* STATED GOAL
Skip the pictures. Copy all the rest of the records down exactly.

[Dataset rows about figures]
>> Start

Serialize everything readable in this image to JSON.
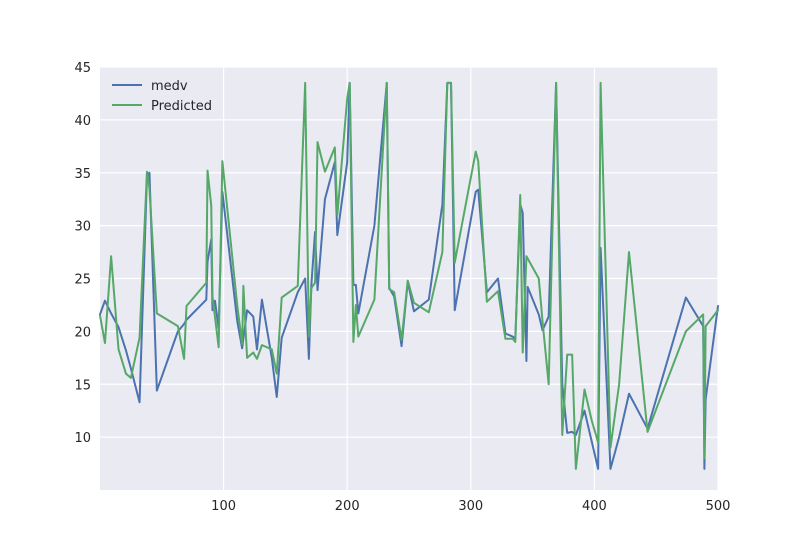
{
  "chart_data": {
    "type": "line",
    "title": "",
    "xlabel": "",
    "ylabel": "",
    "xlim": [
      0,
      500
    ],
    "ylim": [
      5,
      45
    ],
    "xticks": [
      100,
      200,
      300,
      400,
      500
    ],
    "yticks": [
      10,
      15,
      20,
      25,
      30,
      35,
      40,
      45
    ],
    "grid": true,
    "legend_position": "upper-left",
    "colors": {
      "medv": "#4c72b0",
      "predicted": "#55a868",
      "background": "#eaeaf2",
      "grid": "#ffffff"
    },
    "series": [
      {
        "name": "medv",
        "color": "#4c72b0",
        "points": [
          [
            0,
            21.6
          ],
          [
            4,
            22.9
          ],
          [
            9,
            21.7
          ],
          [
            15,
            20.4
          ],
          [
            21,
            18.2
          ],
          [
            25,
            16.5
          ],
          [
            32,
            13.3
          ],
          [
            38,
            34.7
          ],
          [
            40,
            35.0
          ],
          [
            46,
            14.4
          ],
          [
            63,
            20.0
          ],
          [
            68,
            20.7
          ],
          [
            70,
            21.1
          ],
          [
            86,
            23.0
          ],
          [
            87,
            26.6
          ],
          [
            90,
            28.7
          ],
          [
            91,
            22.0
          ],
          [
            93,
            22.9
          ],
          [
            96,
            20.3
          ],
          [
            99,
            33.2
          ],
          [
            111,
            21.0
          ],
          [
            115,
            18.4
          ],
          [
            119,
            22.0
          ],
          [
            124,
            21.4
          ],
          [
            127,
            18.3
          ],
          [
            131,
            23.0
          ],
          [
            139,
            17.5
          ],
          [
            143,
            13.8
          ],
          [
            147,
            19.4
          ],
          [
            160,
            23.7
          ],
          [
            166,
            25.0
          ],
          [
            169,
            17.4
          ],
          [
            171,
            24.4
          ],
          [
            174,
            29.4
          ],
          [
            176,
            23.9
          ],
          [
            182,
            32.5
          ],
          [
            190,
            36.0
          ],
          [
            192,
            29.1
          ],
          [
            200,
            36.0
          ],
          [
            202,
            43.5
          ],
          [
            205,
            24.4
          ],
          [
            207,
            24.4
          ],
          [
            209,
            21.7
          ],
          [
            222,
            30.0
          ],
          [
            232,
            43.5
          ],
          [
            234,
            24.1
          ],
          [
            238,
            23.3
          ],
          [
            244,
            18.6
          ],
          [
            249,
            24.7
          ],
          [
            254,
            21.9
          ],
          [
            266,
            23.0
          ],
          [
            277,
            32.0
          ],
          [
            281,
            43.5
          ],
          [
            284,
            43.5
          ],
          [
            287,
            22.0
          ],
          [
            304,
            33.2
          ],
          [
            306,
            33.4
          ],
          [
            313,
            23.7
          ],
          [
            322,
            25.0
          ],
          [
            328,
            19.8
          ],
          [
            334,
            19.5
          ],
          [
            336,
            19.3
          ],
          [
            340,
            32.0
          ],
          [
            342,
            31.2
          ],
          [
            345,
            17.2
          ],
          [
            346,
            24.2
          ],
          [
            355,
            21.6
          ],
          [
            358,
            20.1
          ],
          [
            363,
            21.4
          ],
          [
            369,
            43.5
          ],
          [
            374,
            15.0
          ],
          [
            378,
            10.4
          ],
          [
            382,
            10.5
          ],
          [
            385,
            10.2
          ],
          [
            392,
            12.5
          ],
          [
            398,
            9.5
          ],
          [
            403,
            7.0
          ],
          [
            405,
            27.9
          ],
          [
            413,
            7.0
          ],
          [
            420,
            10.0
          ],
          [
            428,
            14.1
          ],
          [
            443,
            10.8
          ],
          [
            474,
            23.2
          ],
          [
            488,
            20.5
          ],
          [
            489,
            7.0
          ],
          [
            490,
            13.6
          ],
          [
            500,
            22.4
          ]
        ]
      },
      {
        "name": "Predicted",
        "color": "#55a868",
        "points": [
          [
            0,
            21.5
          ],
          [
            4,
            18.9
          ],
          [
            9,
            27.1
          ],
          [
            15,
            18.3
          ],
          [
            21,
            16.0
          ],
          [
            25,
            15.6
          ],
          [
            32,
            19.4
          ],
          [
            38,
            35.1
          ],
          [
            40,
            33.5
          ],
          [
            46,
            21.7
          ],
          [
            63,
            20.5
          ],
          [
            68,
            17.4
          ],
          [
            70,
            22.4
          ],
          [
            86,
            24.6
          ],
          [
            87,
            35.2
          ],
          [
            90,
            31.9
          ],
          [
            91,
            23.3
          ],
          [
            93,
            21.4
          ],
          [
            96,
            18.5
          ],
          [
            99,
            36.1
          ],
          [
            111,
            22.5
          ],
          [
            115,
            18.8
          ],
          [
            116,
            24.3
          ],
          [
            119,
            17.5
          ],
          [
            124,
            18.0
          ],
          [
            127,
            17.4
          ],
          [
            131,
            18.7
          ],
          [
            139,
            18.3
          ],
          [
            143,
            16.0
          ],
          [
            147,
            23.2
          ],
          [
            160,
            24.3
          ],
          [
            166,
            43.5
          ],
          [
            169,
            19.5
          ],
          [
            171,
            24.1
          ],
          [
            174,
            24.6
          ],
          [
            176,
            37.9
          ],
          [
            182,
            35.1
          ],
          [
            190,
            37.4
          ],
          [
            192,
            31.0
          ],
          [
            200,
            42.0
          ],
          [
            202,
            43.5
          ],
          [
            205,
            19.0
          ],
          [
            207,
            22.5
          ],
          [
            209,
            19.5
          ],
          [
            222,
            23.0
          ],
          [
            232,
            43.5
          ],
          [
            234,
            24.0
          ],
          [
            238,
            23.7
          ],
          [
            244,
            19.2
          ],
          [
            249,
            24.8
          ],
          [
            254,
            22.7
          ],
          [
            266,
            21.8
          ],
          [
            277,
            27.5
          ],
          [
            281,
            43.5
          ],
          [
            284,
            43.5
          ],
          [
            287,
            26.5
          ],
          [
            304,
            37.0
          ],
          [
            306,
            36.1
          ],
          [
            313,
            22.8
          ],
          [
            322,
            23.8
          ],
          [
            328,
            19.3
          ],
          [
            334,
            19.3
          ],
          [
            336,
            19.0
          ],
          [
            340,
            32.9
          ],
          [
            342,
            18.0
          ],
          [
            345,
            27.1
          ],
          [
            355,
            25.0
          ],
          [
            358,
            21.0
          ],
          [
            363,
            15.0
          ],
          [
            369,
            43.5
          ],
          [
            374,
            10.2
          ],
          [
            378,
            17.8
          ],
          [
            382,
            17.8
          ],
          [
            385,
            7.0
          ],
          [
            392,
            14.5
          ],
          [
            398,
            11.5
          ],
          [
            403,
            9.5
          ],
          [
            405,
            43.5
          ],
          [
            413,
            9.0
          ],
          [
            420,
            15.0
          ],
          [
            428,
            27.5
          ],
          [
            443,
            10.5
          ],
          [
            474,
            20.0
          ],
          [
            488,
            21.6
          ],
          [
            489,
            8.0
          ],
          [
            490,
            20.5
          ],
          [
            500,
            22.0
          ]
        ]
      }
    ]
  }
}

>> End

* SOLUTION TO THIS PROBLEM
Serialize everything readable in this image to JSON.
{
  "chart_data": {
    "type": "line",
    "title": "",
    "xlabel": "",
    "ylabel": "",
    "xlim": [
      0,
      500
    ],
    "ylim": [
      5,
      45
    ],
    "xticks": [
      100,
      200,
      300,
      400,
      500
    ],
    "yticks": [
      10,
      15,
      20,
      25,
      30,
      35,
      40,
      45
    ],
    "grid": true,
    "legend_position": "upper-left",
    "colors": {
      "medv": "#4c72b0",
      "predicted": "#55a868",
      "background": "#eaeaf2",
      "grid": "#ffffff"
    },
    "series": [
      {
        "name": "medv",
        "color": "#4c72b0",
        "points": [
          [
            0,
            21.6
          ],
          [
            4,
            22.9
          ],
          [
            9,
            21.7
          ],
          [
            15,
            20.4
          ],
          [
            21,
            18.2
          ],
          [
            25,
            16.5
          ],
          [
            32,
            13.3
          ],
          [
            38,
            34.7
          ],
          [
            40,
            35.0
          ],
          [
            46,
            14.4
          ],
          [
            63,
            20.0
          ],
          [
            68,
            20.7
          ],
          [
            70,
            21.1
          ],
          [
            86,
            23.0
          ],
          [
            87,
            26.6
          ],
          [
            90,
            28.7
          ],
          [
            91,
            22.0
          ],
          [
            93,
            22.9
          ],
          [
            96,
            20.3
          ],
          [
            99,
            33.2
          ],
          [
            111,
            21.0
          ],
          [
            115,
            18.4
          ],
          [
            119,
            22.0
          ],
          [
            124,
            21.4
          ],
          [
            127,
            18.3
          ],
          [
            131,
            23.0
          ],
          [
            139,
            17.5
          ],
          [
            143,
            13.8
          ],
          [
            147,
            19.4
          ],
          [
            160,
            23.7
          ],
          [
            166,
            25.0
          ],
          [
            169,
            17.4
          ],
          [
            171,
            24.4
          ],
          [
            174,
            29.4
          ],
          [
            176,
            23.9
          ],
          [
            182,
            32.5
          ],
          [
            190,
            36.0
          ],
          [
            192,
            29.1
          ],
          [
            200,
            36.0
          ],
          [
            202,
            43.5
          ],
          [
            205,
            24.4
          ],
          [
            207,
            24.4
          ],
          [
            209,
            21.7
          ],
          [
            222,
            30.0
          ],
          [
            232,
            43.5
          ],
          [
            234,
            24.1
          ],
          [
            238,
            23.3
          ],
          [
            244,
            18.6
          ],
          [
            249,
            24.7
          ],
          [
            254,
            21.9
          ],
          [
            266,
            23.0
          ],
          [
            277,
            32.0
          ],
          [
            281,
            43.5
          ],
          [
            284,
            43.5
          ],
          [
            287,
            22.0
          ],
          [
            304,
            33.2
          ],
          [
            306,
            33.4
          ],
          [
            313,
            23.7
          ],
          [
            322,
            25.0
          ],
          [
            328,
            19.8
          ],
          [
            334,
            19.5
          ],
          [
            336,
            19.3
          ],
          [
            340,
            32.0
          ],
          [
            342,
            31.2
          ],
          [
            345,
            17.2
          ],
          [
            346,
            24.2
          ],
          [
            355,
            21.6
          ],
          [
            358,
            20.1
          ],
          [
            363,
            21.4
          ],
          [
            369,
            43.5
          ],
          [
            374,
            15.0
          ],
          [
            378,
            10.4
          ],
          [
            382,
            10.5
          ],
          [
            385,
            10.2
          ],
          [
            392,
            12.5
          ],
          [
            398,
            9.5
          ],
          [
            403,
            7.0
          ],
          [
            405,
            27.9
          ],
          [
            413,
            7.0
          ],
          [
            420,
            10.0
          ],
          [
            428,
            14.1
          ],
          [
            443,
            10.8
          ],
          [
            474,
            23.2
          ],
          [
            488,
            20.5
          ],
          [
            489,
            7.0
          ],
          [
            490,
            13.6
          ],
          [
            500,
            22.4
          ]
        ]
      },
      {
        "name": "Predicted",
        "color": "#55a868",
        "points": [
          [
            0,
            21.5
          ],
          [
            4,
            18.9
          ],
          [
            9,
            27.1
          ],
          [
            15,
            18.3
          ],
          [
            21,
            16.0
          ],
          [
            25,
            15.6
          ],
          [
            32,
            19.4
          ],
          [
            38,
            35.1
          ],
          [
            40,
            33.5
          ],
          [
            46,
            21.7
          ],
          [
            63,
            20.5
          ],
          [
            68,
            17.4
          ],
          [
            70,
            22.4
          ],
          [
            86,
            24.6
          ],
          [
            87,
            35.2
          ],
          [
            90,
            31.9
          ],
          [
            91,
            23.3
          ],
          [
            93,
            21.4
          ],
          [
            96,
            18.5
          ],
          [
            99,
            36.1
          ],
          [
            111,
            22.5
          ],
          [
            115,
            18.8
          ],
          [
            116,
            24.3
          ],
          [
            119,
            17.5
          ],
          [
            124,
            18.0
          ],
          [
            127,
            17.4
          ],
          [
            131,
            18.7
          ],
          [
            139,
            18.3
          ],
          [
            143,
            16.0
          ],
          [
            147,
            23.2
          ],
          [
            160,
            24.3
          ],
          [
            166,
            43.5
          ],
          [
            169,
            19.5
          ],
          [
            171,
            24.1
          ],
          [
            174,
            24.6
          ],
          [
            176,
            37.9
          ],
          [
            182,
            35.1
          ],
          [
            190,
            37.4
          ],
          [
            192,
            31.0
          ],
          [
            200,
            42.0
          ],
          [
            202,
            43.5
          ],
          [
            205,
            19.0
          ],
          [
            207,
            22.5
          ],
          [
            209,
            19.5
          ],
          [
            222,
            23.0
          ],
          [
            232,
            43.5
          ],
          [
            234,
            24.0
          ],
          [
            238,
            23.7
          ],
          [
            244,
            19.2
          ],
          [
            249,
            24.8
          ],
          [
            254,
            22.7
          ],
          [
            266,
            21.8
          ],
          [
            277,
            27.5
          ],
          [
            281,
            43.5
          ],
          [
            284,
            43.5
          ],
          [
            287,
            26.5
          ],
          [
            304,
            37.0
          ],
          [
            306,
            36.1
          ],
          [
            313,
            22.8
          ],
          [
            322,
            23.8
          ],
          [
            328,
            19.3
          ],
          [
            334,
            19.3
          ],
          [
            336,
            19.0
          ],
          [
            340,
            32.9
          ],
          [
            342,
            18.0
          ],
          [
            345,
            27.1
          ],
          [
            355,
            25.0
          ],
          [
            358,
            21.0
          ],
          [
            363,
            15.0
          ],
          [
            369,
            43.5
          ],
          [
            374,
            10.2
          ],
          [
            378,
            17.8
          ],
          [
            382,
            17.8
          ],
          [
            385,
            7.0
          ],
          [
            392,
            14.5
          ],
          [
            398,
            11.5
          ],
          [
            403,
            9.5
          ],
          [
            405,
            43.5
          ],
          [
            413,
            9.0
          ],
          [
            420,
            15.0
          ],
          [
            428,
            27.5
          ],
          [
            443,
            10.5
          ],
          [
            474,
            20.0
          ],
          [
            488,
            21.6
          ],
          [
            489,
            8.0
          ],
          [
            490,
            20.5
          ],
          [
            500,
            22.0
          ]
        ]
      }
    ]
  }
}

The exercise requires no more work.